**PROBLEM DETAILS**
Write out every single entry exactly.

START RECORDS

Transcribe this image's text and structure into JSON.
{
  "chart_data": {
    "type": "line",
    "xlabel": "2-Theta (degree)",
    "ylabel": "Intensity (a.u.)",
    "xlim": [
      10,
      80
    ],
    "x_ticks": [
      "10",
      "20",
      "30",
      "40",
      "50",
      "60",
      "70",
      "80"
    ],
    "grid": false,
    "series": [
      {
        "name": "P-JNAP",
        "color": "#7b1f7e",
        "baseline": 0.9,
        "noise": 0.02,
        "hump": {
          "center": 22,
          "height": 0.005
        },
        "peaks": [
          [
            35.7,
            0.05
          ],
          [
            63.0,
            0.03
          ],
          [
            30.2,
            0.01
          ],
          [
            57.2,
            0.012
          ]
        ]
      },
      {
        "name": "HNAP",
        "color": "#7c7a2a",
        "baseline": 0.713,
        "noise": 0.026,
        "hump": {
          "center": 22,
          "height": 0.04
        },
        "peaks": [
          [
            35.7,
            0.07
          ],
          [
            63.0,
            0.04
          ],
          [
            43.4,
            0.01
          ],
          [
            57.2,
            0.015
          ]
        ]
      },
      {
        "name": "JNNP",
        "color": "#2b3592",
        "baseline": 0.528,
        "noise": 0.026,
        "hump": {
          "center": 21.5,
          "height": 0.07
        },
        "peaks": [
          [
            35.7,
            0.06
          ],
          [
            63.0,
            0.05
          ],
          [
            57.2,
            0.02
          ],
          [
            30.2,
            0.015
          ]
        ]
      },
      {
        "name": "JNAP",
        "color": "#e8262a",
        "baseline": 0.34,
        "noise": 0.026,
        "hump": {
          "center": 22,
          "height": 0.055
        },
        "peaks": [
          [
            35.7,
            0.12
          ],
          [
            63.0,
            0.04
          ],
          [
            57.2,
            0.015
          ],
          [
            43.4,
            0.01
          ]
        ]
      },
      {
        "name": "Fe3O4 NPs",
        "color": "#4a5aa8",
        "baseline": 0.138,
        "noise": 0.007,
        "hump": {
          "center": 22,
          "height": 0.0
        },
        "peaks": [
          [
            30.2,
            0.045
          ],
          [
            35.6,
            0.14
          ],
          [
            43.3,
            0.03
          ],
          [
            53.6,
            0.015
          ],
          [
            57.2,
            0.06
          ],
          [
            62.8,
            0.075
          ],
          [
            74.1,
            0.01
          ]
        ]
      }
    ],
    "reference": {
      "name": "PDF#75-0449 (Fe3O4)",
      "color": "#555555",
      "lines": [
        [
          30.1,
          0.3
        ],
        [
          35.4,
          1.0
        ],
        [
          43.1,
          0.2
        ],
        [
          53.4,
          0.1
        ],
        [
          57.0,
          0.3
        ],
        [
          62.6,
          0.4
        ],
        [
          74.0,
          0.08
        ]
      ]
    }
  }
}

END RECORDS

**RESULT FOR THIS EXERCISE**
Transcribe this image's text and structure into JSON.
{
  "chart_data": {
    "type": "line",
    "xlabel": "2-Theta (degree)",
    "ylabel": "Intensity (a.u.)",
    "xlim": [
      10,
      80
    ],
    "x_ticks": [
      "10",
      "20",
      "30",
      "40",
      "50",
      "60",
      "70",
      "80"
    ],
    "grid": false,
    "series": [
      {
        "name": "P-JNAP",
        "color": "#7b1f7e",
        "baseline": 0.9,
        "noise": 0.02,
        "hump": {
          "center": 22,
          "height": 0.005
        },
        "peaks": [
          [
            35.7,
            0.05
          ],
          [
            63.0,
            0.03
          ],
          [
            30.2,
            0.01
          ],
          [
            57.2,
            0.012
          ]
        ]
      },
      {
        "name": "HNAP",
        "color": "#7c7a2a",
        "baseline": 0.713,
        "noise": 0.026,
        "hump": {
          "center": 22,
          "height": 0.04
        },
        "peaks": [
          [
            35.7,
            0.07
          ],
          [
            63.0,
            0.04
          ],
          [
            43.4,
            0.01
          ],
          [
            57.2,
            0.015
          ]
        ]
      },
      {
        "name": "JNNP",
        "color": "#2b3592",
        "baseline": 0.528,
        "noise": 0.026,
        "hump": {
          "center": 21.5,
          "height": 0.07
        },
        "peaks": [
          [
            35.7,
            0.06
          ],
          [
            63.0,
            0.05
          ],
          [
            57.2,
            0.02
          ],
          [
            30.2,
            0.015
          ]
        ]
      },
      {
        "name": "JNAP",
        "color": "#e8262a",
        "baseline": 0.34,
        "noise": 0.026,
        "hump": {
          "center": 22,
          "height": 0.055
        },
        "peaks": [
          [
            35.7,
            0.12
          ],
          [
            63.0,
            0.04
          ],
          [
            57.2,
            0.015
          ],
          [
            43.4,
            0.01
          ]
        ]
      },
      {
        "name": "Fe3O4 NPs",
        "color": "#4a5aa8",
        "baseline": 0.138,
        "noise": 0.007,
        "hump": {
          "center": 22,
          "height": 0.0
        },
        "peaks": [
          [
            30.2,
            0.045
          ],
          [
            35.6,
            0.14
          ],
          [
            43.3,
            0.03
          ],
          [
            53.6,
            0.015
          ],
          [
            57.2,
            0.06
          ],
          [
            62.8,
            0.075
          ],
          [
            74.1,
            0.01
          ]
        ]
      }
    ],
    "reference": {
      "name": "PDF#75-0449 (Fe3O4)",
      "color": "#555555",
      "lines": [
        [
          30.1,
          0.3
        ],
        [
          35.4,
          1.0
        ],
        [
          43.1,
          0.2
        ],
        [
          53.4,
          0.1
        ],
        [
          57.0,
          0.3
        ],
        [
          62.6,
          0.4
        ],
        [
          74.0,
          0.08
        ]
      ]
    }
  }
}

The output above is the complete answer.